◆ **TO BE DONE**:
Exactly repeat all the records below, omitting the images they hold.

◆ **EXTRACTED ENTRIES**:

==*==

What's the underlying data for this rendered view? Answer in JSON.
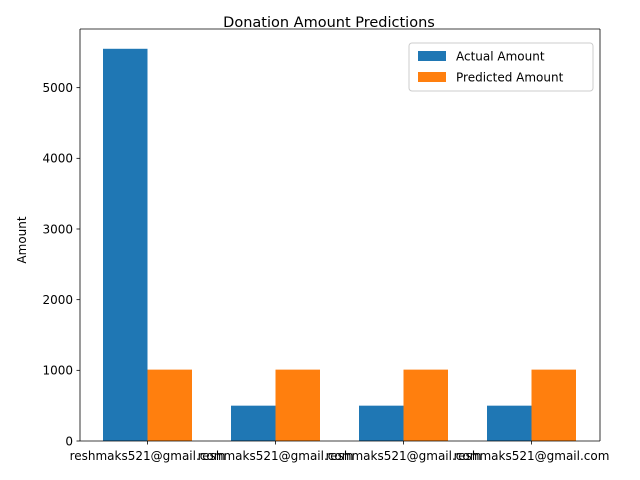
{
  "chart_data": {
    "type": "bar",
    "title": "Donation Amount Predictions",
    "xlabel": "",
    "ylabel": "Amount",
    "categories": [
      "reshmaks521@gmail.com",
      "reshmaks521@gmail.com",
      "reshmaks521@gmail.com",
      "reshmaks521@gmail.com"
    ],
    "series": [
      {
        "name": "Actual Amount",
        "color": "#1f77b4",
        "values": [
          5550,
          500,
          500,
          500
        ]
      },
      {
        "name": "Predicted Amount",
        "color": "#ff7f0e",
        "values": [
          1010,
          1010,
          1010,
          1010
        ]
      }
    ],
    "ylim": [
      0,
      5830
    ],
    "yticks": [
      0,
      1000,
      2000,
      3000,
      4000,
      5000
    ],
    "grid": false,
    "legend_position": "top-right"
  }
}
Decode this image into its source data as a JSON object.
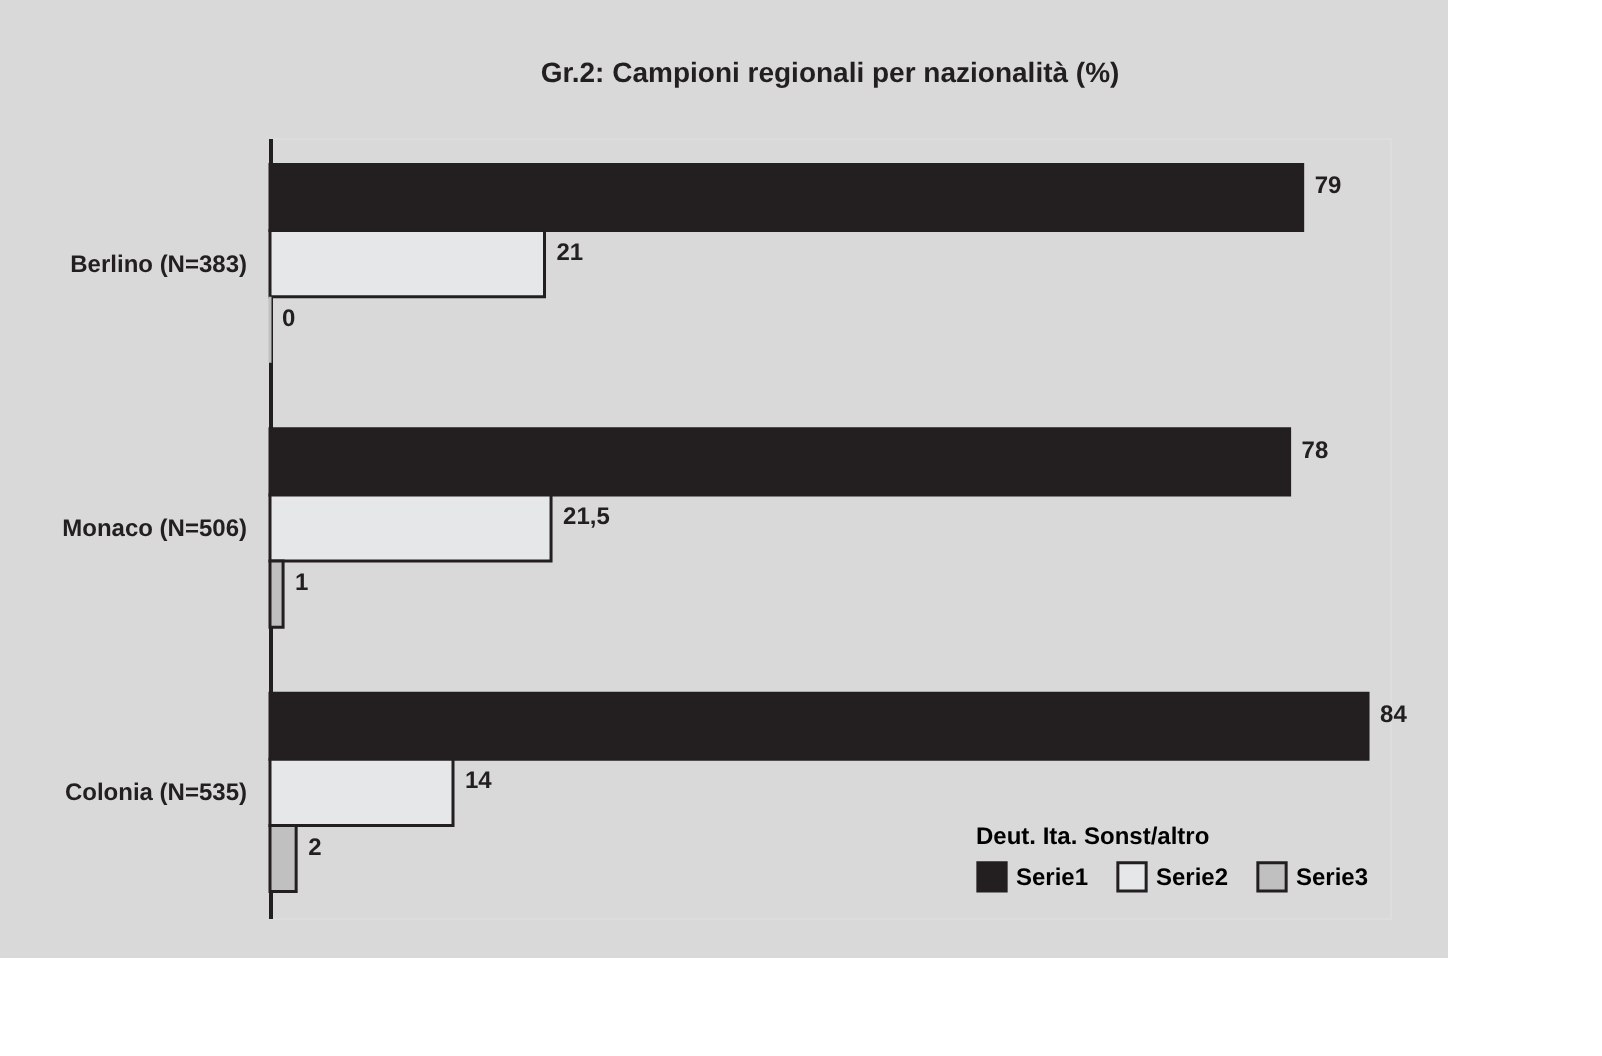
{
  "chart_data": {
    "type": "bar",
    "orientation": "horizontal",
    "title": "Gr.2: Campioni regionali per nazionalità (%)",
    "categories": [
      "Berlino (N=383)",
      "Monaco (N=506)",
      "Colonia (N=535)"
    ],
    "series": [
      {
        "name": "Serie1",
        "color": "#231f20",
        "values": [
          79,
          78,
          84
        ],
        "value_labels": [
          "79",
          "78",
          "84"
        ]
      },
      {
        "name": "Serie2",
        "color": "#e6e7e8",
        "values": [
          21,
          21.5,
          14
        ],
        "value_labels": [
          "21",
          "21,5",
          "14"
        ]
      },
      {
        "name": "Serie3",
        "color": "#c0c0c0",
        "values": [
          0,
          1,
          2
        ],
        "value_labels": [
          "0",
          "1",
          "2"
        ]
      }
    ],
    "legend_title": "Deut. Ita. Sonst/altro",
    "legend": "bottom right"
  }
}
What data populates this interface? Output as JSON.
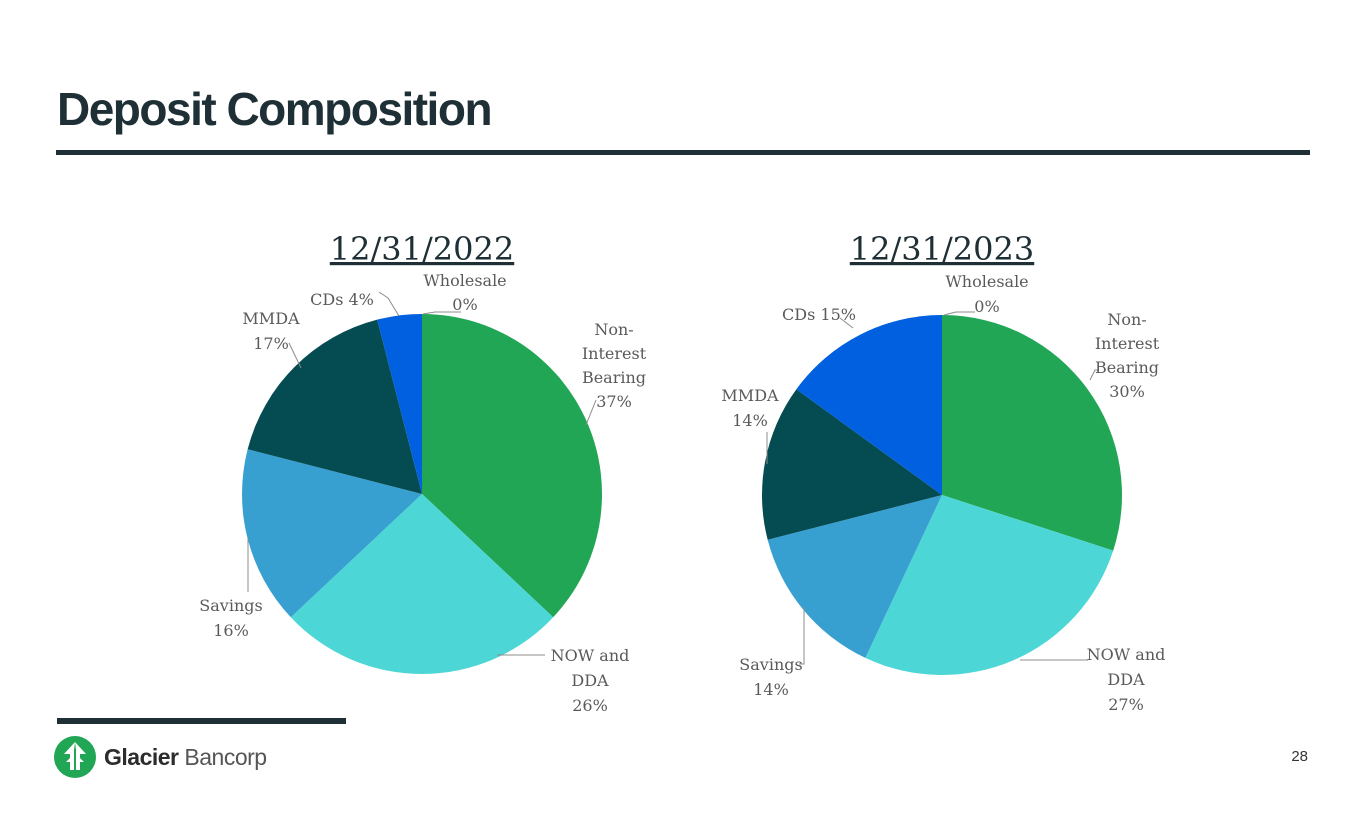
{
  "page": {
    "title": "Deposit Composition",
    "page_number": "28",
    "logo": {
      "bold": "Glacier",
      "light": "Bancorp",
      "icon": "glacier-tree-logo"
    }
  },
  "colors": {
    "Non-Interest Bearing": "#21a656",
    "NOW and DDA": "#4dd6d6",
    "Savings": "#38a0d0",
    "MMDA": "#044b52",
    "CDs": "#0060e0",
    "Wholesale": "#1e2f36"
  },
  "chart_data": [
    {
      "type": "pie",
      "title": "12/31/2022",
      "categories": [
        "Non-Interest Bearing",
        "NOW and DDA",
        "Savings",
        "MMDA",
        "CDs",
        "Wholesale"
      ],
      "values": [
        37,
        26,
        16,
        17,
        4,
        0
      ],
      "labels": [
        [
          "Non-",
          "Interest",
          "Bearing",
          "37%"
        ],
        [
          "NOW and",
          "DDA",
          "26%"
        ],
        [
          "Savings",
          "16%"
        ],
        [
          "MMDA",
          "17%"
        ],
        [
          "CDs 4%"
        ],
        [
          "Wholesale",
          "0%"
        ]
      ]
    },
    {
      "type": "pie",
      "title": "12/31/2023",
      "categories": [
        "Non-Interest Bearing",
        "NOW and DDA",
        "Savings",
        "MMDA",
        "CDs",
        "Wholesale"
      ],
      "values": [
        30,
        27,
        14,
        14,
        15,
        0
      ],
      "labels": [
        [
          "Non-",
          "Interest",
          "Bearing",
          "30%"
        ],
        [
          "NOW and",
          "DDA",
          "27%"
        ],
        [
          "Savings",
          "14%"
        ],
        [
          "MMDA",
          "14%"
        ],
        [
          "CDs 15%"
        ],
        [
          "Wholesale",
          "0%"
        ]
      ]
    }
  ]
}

==*==

◆ **EXPECTED OUTPUT**:
What's the underlying data for this rendered view? Answer in JSON.
{
  "chart_data": {
    "type": "bar",
    "title": "Donation Amount Predictions",
    "xlabel": "",
    "ylabel": "Amount",
    "categories": [
      "reshmaks521@gmail.com",
      "reshmaks521@gmail.com",
      "reshmaks521@gmail.com",
      "reshmaks521@gmail.com"
    ],
    "series": [
      {
        "name": "Actual Amount",
        "color": "#1f77b4",
        "values": [
          5550,
          500,
          500,
          500
        ]
      },
      {
        "name": "Predicted Amount",
        "color": "#ff7f0e",
        "values": [
          1010,
          1010,
          1010,
          1010
        ]
      }
    ],
    "ylim": [
      0,
      5830
    ],
    "yticks": [
      0,
      1000,
      2000,
      3000,
      4000,
      5000
    ],
    "grid": false,
    "legend_position": "top-right"
  }
}
Decode this image into its source data as a JSON object.
{
  "chart_data": {
    "type": "bar",
    "orientation": "horizontal",
    "title": "Gr.2: Campioni regionali per nazionalità (%)",
    "categories": [
      "Berlino (N=383)",
      "Monaco (N=506)",
      "Colonia (N=535)"
    ],
    "series": [
      {
        "name": "Serie1",
        "color": "#231f20",
        "values": [
          79,
          78,
          84
        ],
        "value_labels": [
          "79",
          "78",
          "84"
        ]
      },
      {
        "name": "Serie2",
        "color": "#e6e7e8",
        "values": [
          21,
          21.5,
          14
        ],
        "value_labels": [
          "21",
          "21,5",
          "14"
        ]
      },
      {
        "name": "Serie3",
        "color": "#c0c0c0",
        "values": [
          0,
          1,
          2
        ],
        "value_labels": [
          "0",
          "1",
          "2"
        ]
      }
    ],
    "legend_title": "Deut. Ita. Sonst/altro",
    "legend": "bottom right"
  }
}
What data populates this interface? Output as JSON.
{
  "page": {
    "title": "Deposit Composition",
    "page_number": "28",
    "logo": {
      "bold": "Glacier",
      "light": "Bancorp",
      "icon": "glacier-tree-logo"
    }
  },
  "colors": {
    "Non-Interest Bearing": "#21a656",
    "NOW and DDA": "#4dd6d6",
    "Savings": "#38a0d0",
    "MMDA": "#044b52",
    "CDs": "#0060e0",
    "Wholesale": "#1e2f36"
  },
  "chart_data": [
    {
      "type": "pie",
      "title": "12/31/2022",
      "categories": [
        "Non-Interest Bearing",
        "NOW and DDA",
        "Savings",
        "MMDA",
        "CDs",
        "Wholesale"
      ],
      "values": [
        37,
        26,
        16,
        17,
        4,
        0
      ],
      "labels": [
        [
          "Non-",
          "Interest",
          "Bearing",
          "37%"
        ],
        [
          "NOW and",
          "DDA",
          "26%"
        ],
        [
          "Savings",
          "16%"
        ],
        [
          "MMDA",
          "17%"
        ],
        [
          "CDs 4%"
        ],
        [
          "Wholesale",
          "0%"
        ]
      ]
    },
    {
      "type": "pie",
      "title": "12/31/2023",
      "categories": [
        "Non-Interest Bearing",
        "NOW and DDA",
        "Savings",
        "MMDA",
        "CDs",
        "Wholesale"
      ],
      "values": [
        30,
        27,
        14,
        14,
        15,
        0
      ],
      "labels": [
        [
          "Non-",
          "Interest",
          "Bearing",
          "30%"
        ],
        [
          "NOW and",
          "DDA",
          "27%"
        ],
        [
          "Savings",
          "14%"
        ],
        [
          "MMDA",
          "14%"
        ],
        [
          "CDs 15%"
        ],
        [
          "Wholesale",
          "0%"
        ]
      ]
    }
  ]
}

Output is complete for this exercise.